■ **ENTRIES SHOWN**
** BEGIN **

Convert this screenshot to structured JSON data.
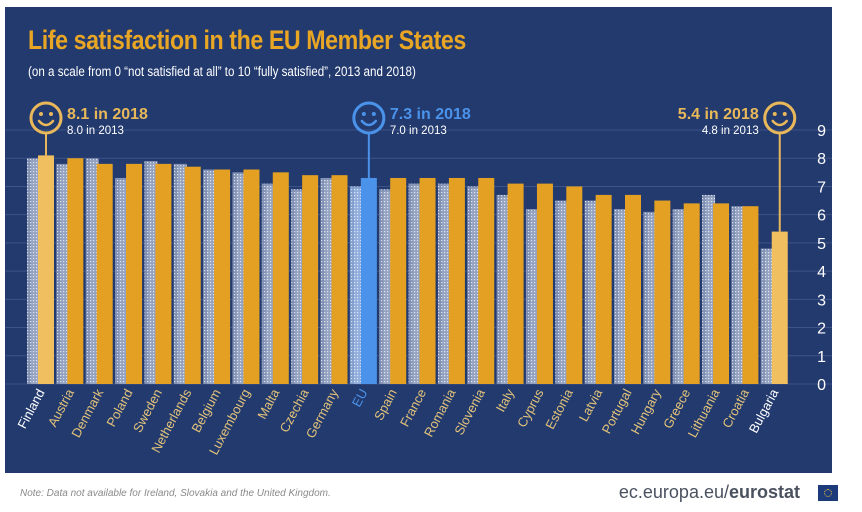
{
  "title": "Life satisfaction in the EU Member States",
  "subtitle": "(on a scale from 0 “not satisfied at all” to 10 “fully satisfied”, 2013 and 2018)",
  "footer": {
    "note": "Note: Data not available for Ireland, Slovakia and the United Kingdom.",
    "brand_prefix": "ec.europa.eu/",
    "brand_bold": "eurostat",
    "flag_icon": "eu-flag-icon"
  },
  "colors": {
    "background": "#233a6e",
    "bar_2018": "#e3a022",
    "bar_2018_highlight": "#f0c060",
    "bar_2013": "#8090b4",
    "bar_2013_inner": "#a3b0cc",
    "eu_2018": "#4b93ea",
    "eu_2013": "#7f9ccc",
    "title": "#e8a624",
    "label_default": "#e3c37a",
    "label_highlight": "#ffffff",
    "label_eu": "#4b93ea"
  },
  "callouts": [
    {
      "country": "Finland",
      "icon": "smiley-icon",
      "line1": "8.1 in 2018",
      "line2": "8.0 in 2013",
      "color": "#e8b85a",
      "side": "right"
    },
    {
      "country": "EU",
      "icon": "smiley-icon",
      "line1": "7.3 in 2018",
      "line2": "7.0 in 2013",
      "color": "#4b93ea",
      "side": "right"
    },
    {
      "country": "Bulgaria",
      "icon": "smiley-icon",
      "line1": "5.4 in 2018",
      "line2": "4.8 in 2013",
      "color": "#e8b85a",
      "side": "left"
    }
  ],
  "chart_data": {
    "type": "bar",
    "title": "Life satisfaction in the EU Member States",
    "subtitle": "(on a scale from 0 “not satisfied at all” to 10 “fully satisfied”, 2013 and 2018)",
    "xlabel": "",
    "ylabel": "",
    "ylim": [
      0,
      9
    ],
    "yticks": [
      0,
      1,
      2,
      3,
      4,
      5,
      6,
      7,
      8,
      9
    ],
    "y_axis_side": "right",
    "grid": true,
    "categories": [
      "Finland",
      "Austria",
      "Denmark",
      "Poland",
      "Sweden",
      "Netherlands",
      "Belgium",
      "Luxembourg",
      "Malta",
      "Czechia",
      "Germany",
      "EU",
      "Spain",
      "France",
      "Romania",
      "Slovenia",
      "Italy",
      "Cyprus",
      "Estonia",
      "Latvia",
      "Portugal",
      "Hungary",
      "Greece",
      "Lithuania",
      "Croatia",
      "Bulgaria"
    ],
    "highlighted": [
      "Finland",
      "EU",
      "Bulgaria"
    ],
    "series": [
      {
        "name": "2013",
        "values": [
          8.0,
          7.8,
          8.0,
          7.3,
          7.9,
          7.8,
          7.6,
          7.5,
          7.1,
          6.9,
          7.3,
          7.0,
          6.9,
          7.1,
          7.1,
          7.0,
          6.7,
          6.2,
          6.5,
          6.5,
          6.2,
          6.1,
          6.2,
          6.7,
          6.3,
          4.8
        ]
      },
      {
        "name": "2018",
        "values": [
          8.1,
          8.0,
          7.8,
          7.8,
          7.8,
          7.7,
          7.6,
          7.6,
          7.5,
          7.4,
          7.4,
          7.3,
          7.3,
          7.3,
          7.3,
          7.3,
          7.1,
          7.1,
          7.0,
          6.7,
          6.7,
          6.5,
          6.4,
          6.4,
          6.3,
          5.4
        ]
      }
    ]
  }
}
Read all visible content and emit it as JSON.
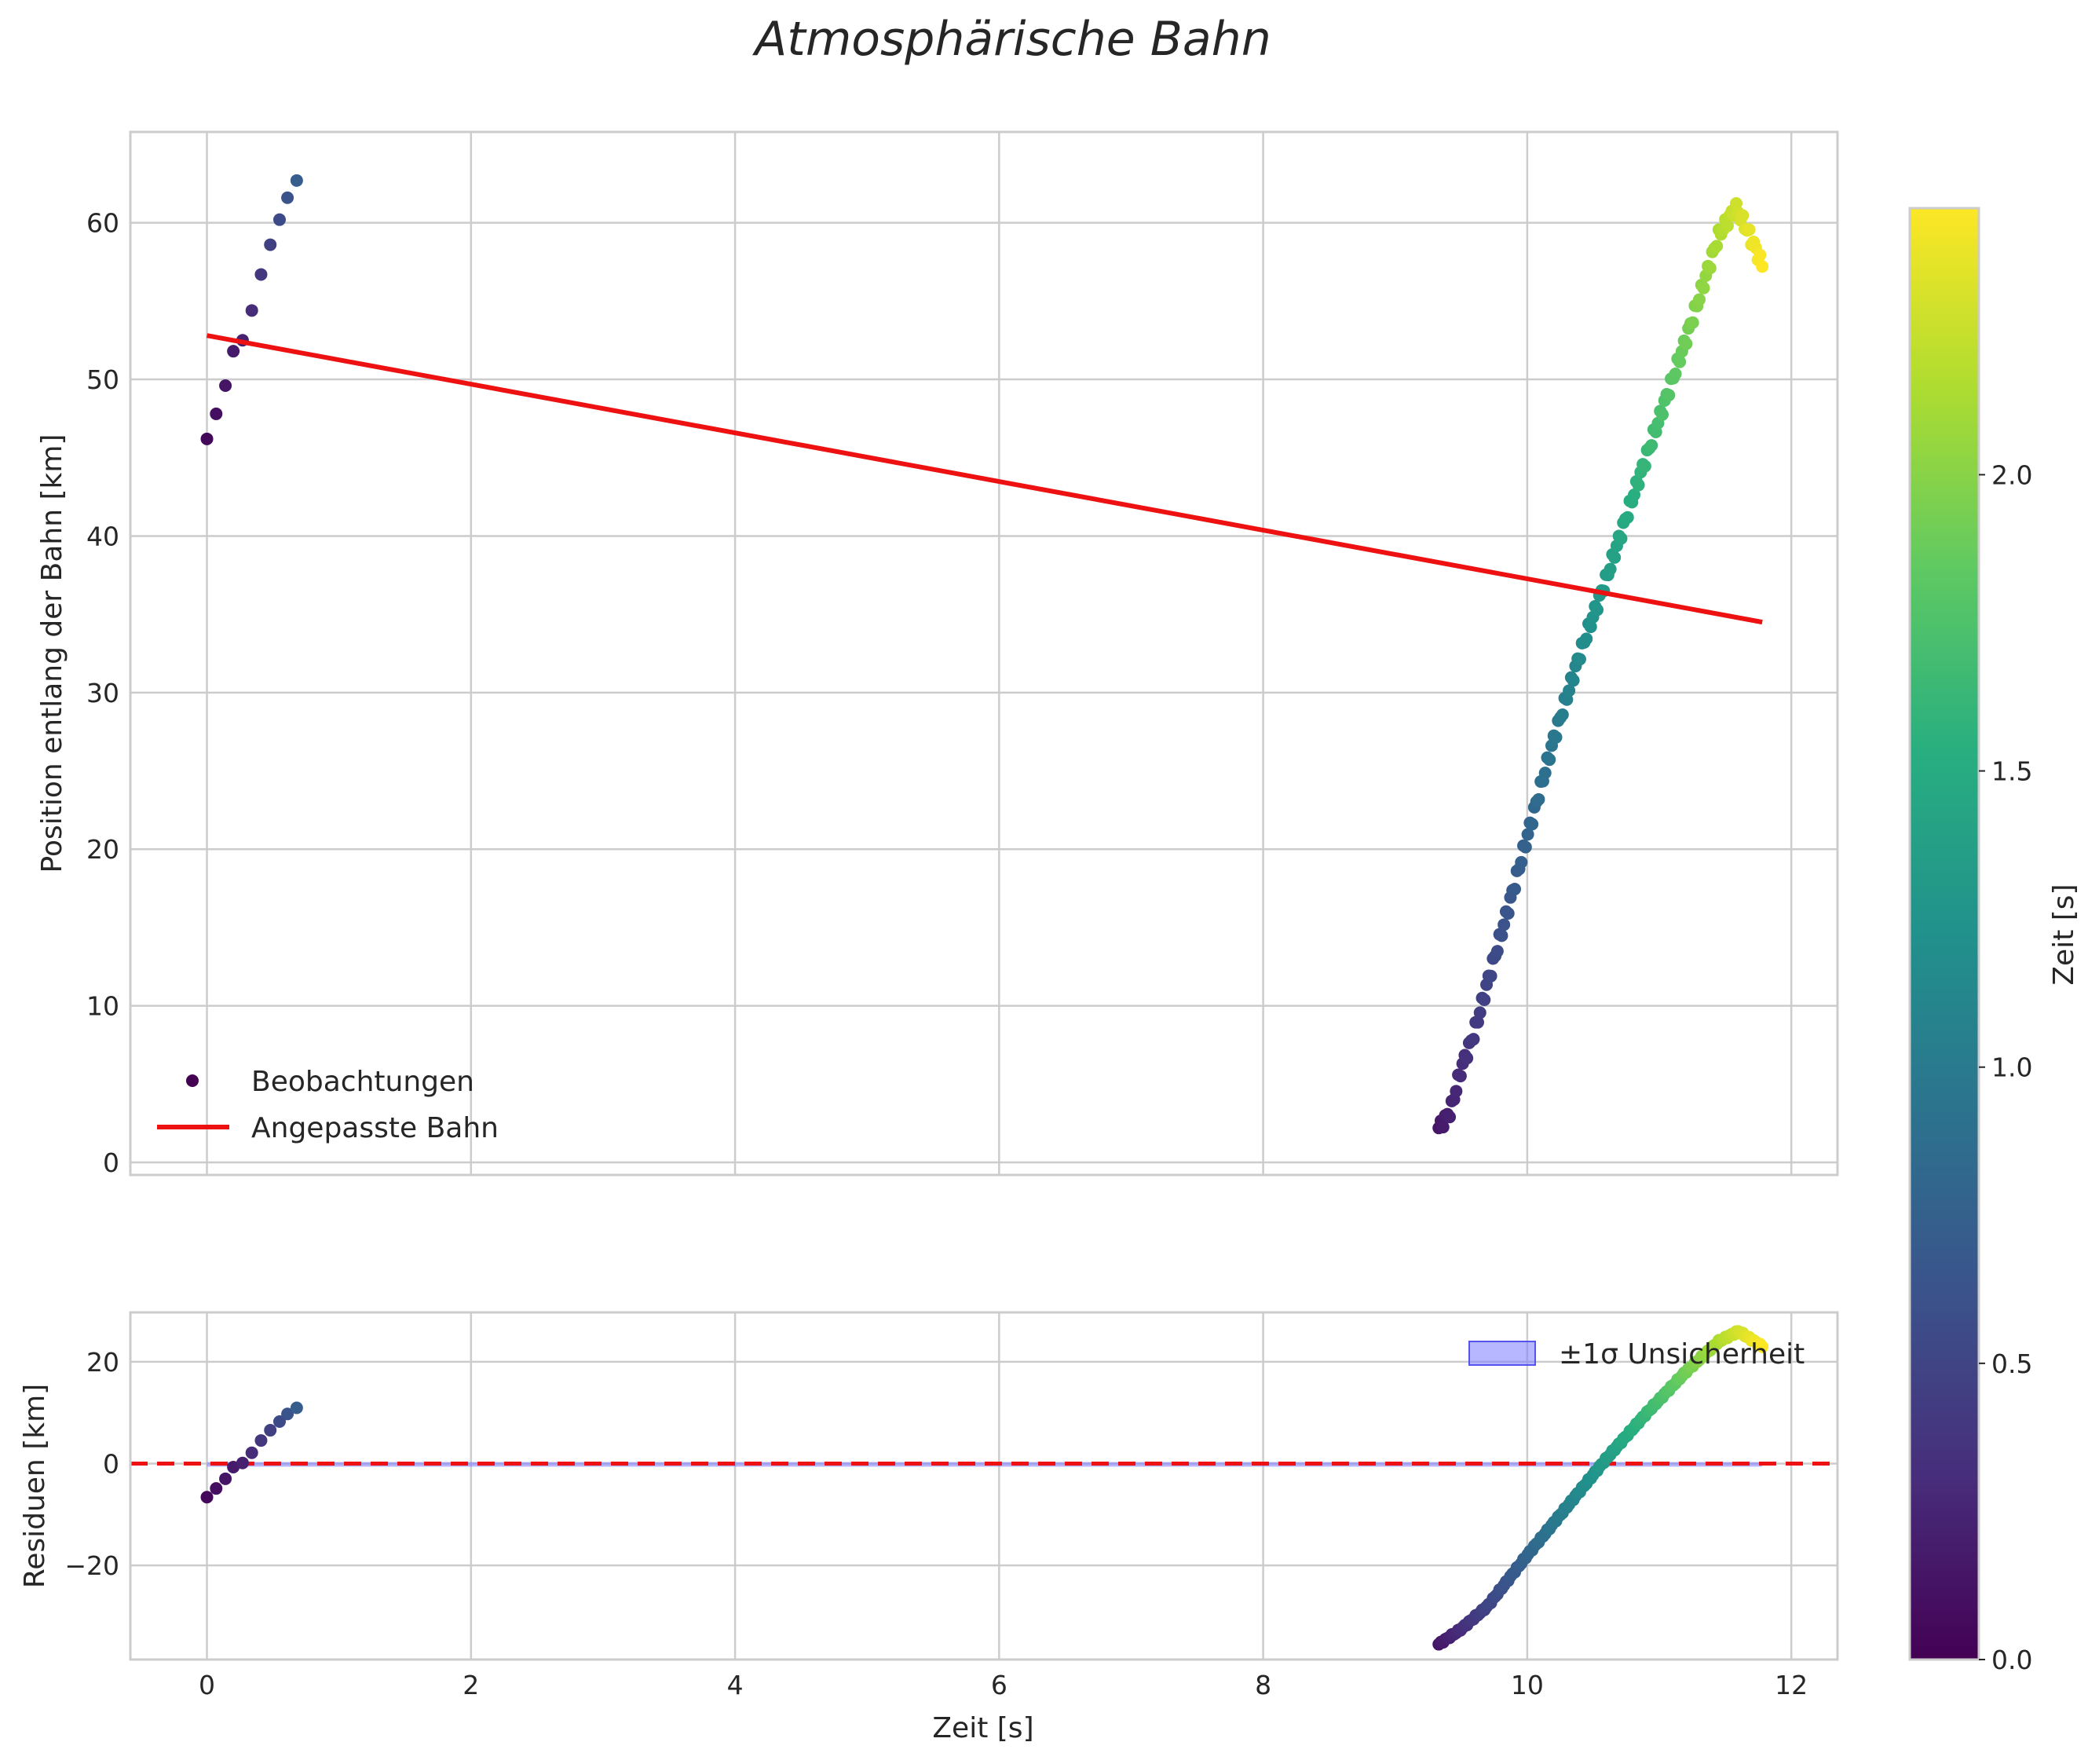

** END **

■ **PROMPT**
Return every line in the listing that contains the word "country".

■ **ANSWER BELOW**
      "country": "Finland",
      "country": "EU",
      "country": "Bulgaria",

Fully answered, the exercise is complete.